> **EXERCISE DESCRIPTION**
Would you pull out every line of the material that contains the string "true"?

> **RECORDS SUPPLIED**
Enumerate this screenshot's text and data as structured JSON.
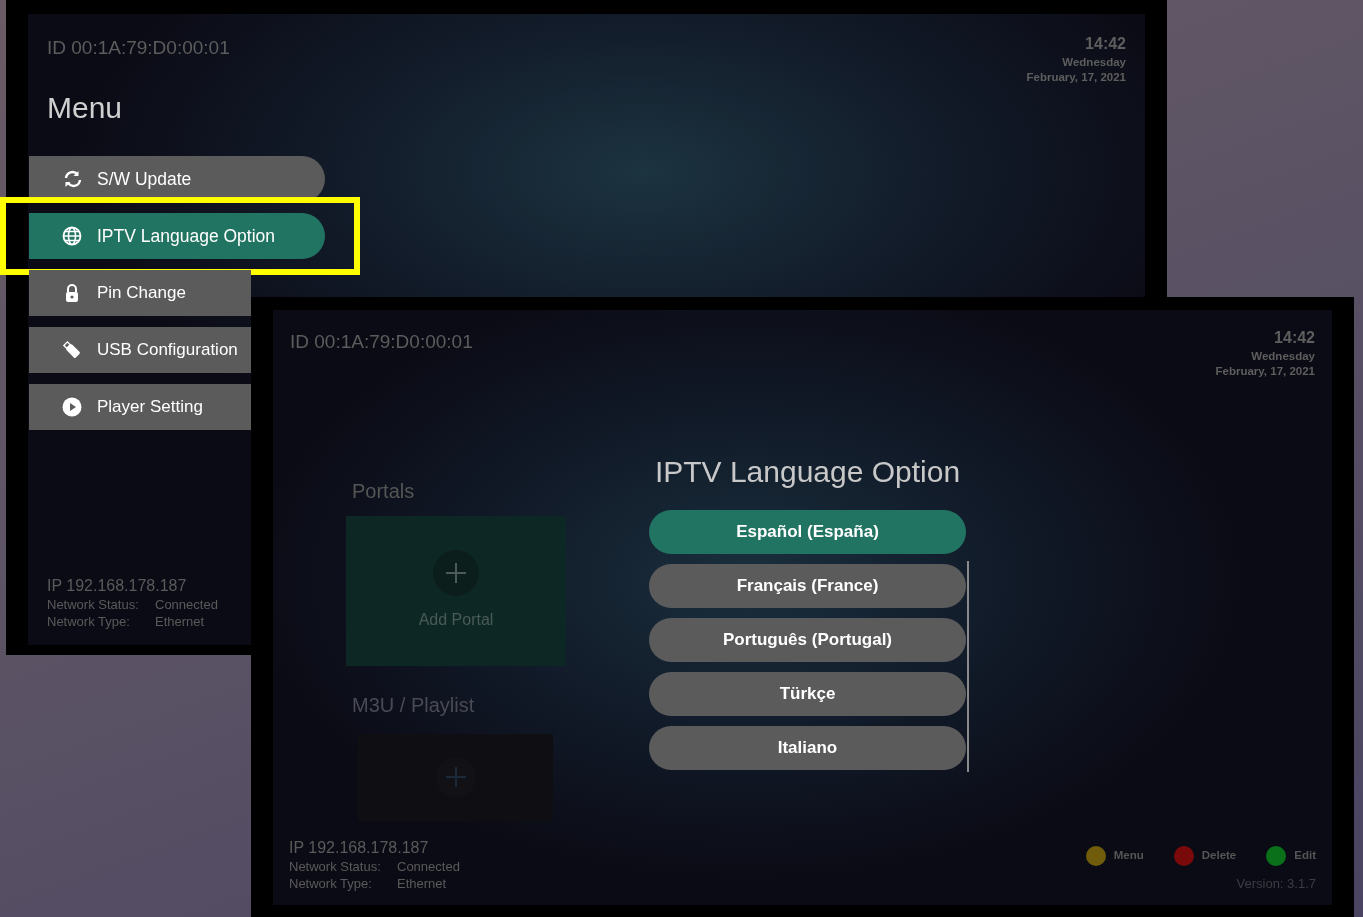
{
  "screens": [
    {
      "kind": "menu",
      "device_id": "ID 00:1A:79:D0:00:01",
      "clock": {
        "time": "14:42",
        "day": "Wednesday",
        "date": "February, 17, 2021"
      },
      "title": "Menu",
      "menu_items": [
        {
          "label": "S/W Update",
          "selected": false,
          "highlighted": false
        },
        {
          "label": "IPTV Language Option",
          "selected": true,
          "highlighted": true
        },
        {
          "label": "Pin Change",
          "selected": false,
          "highlighted": false
        },
        {
          "label": "USB Configuration",
          "selected": false,
          "highlighted": false
        },
        {
          "label": "Player Setting",
          "selected": false,
          "highlighted": false
        }
      ],
      "network": {
        "ip": "IP 192.168.178.187",
        "status_label": "Network Status:",
        "status_value": "Connected",
        "type_label": "Network Type:",
        "type_value": "Ethernet"
      }
    },
    {
      "kind": "dialog",
      "device_id": "ID 00:1A:79:D0:00:01",
      "clock": {
        "time": "14:42",
        "day": "Wednesday",
        "date": "February, 17, 2021"
      },
      "portals_heading": "Portals",
      "add_portal": "Add Portal",
      "playlist_heading": "M3U / Playlist",
      "dialog": {
        "title": "IPTV Language Option",
        "options": [
          {
            "label": "Español (España)",
            "selected": true
          },
          {
            "label": "Français (France)",
            "selected": false
          },
          {
            "label": "Português (Portugal)",
            "selected": false
          },
          {
            "label": "Türkçe",
            "selected": false
          },
          {
            "label": "Italiano",
            "selected": false
          }
        ]
      },
      "network": {
        "ip": "IP 192.168.178.187",
        "status_label": "Network Status:",
        "status_value": "Connected",
        "type_label": "Network Type:",
        "type_value": "Ethernet"
      },
      "legend": [
        {
          "label": "Menu",
          "color": "#705c0a"
        },
        {
          "label": "Delete",
          "color": "#7a0a0a"
        },
        {
          "label": "Edit",
          "color": "#0a701a"
        }
      ],
      "version": "Version: 3.1.7"
    }
  ]
}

> **ANSWER BELOW**
          "selected": true,
          "highlighted": true
            "selected": true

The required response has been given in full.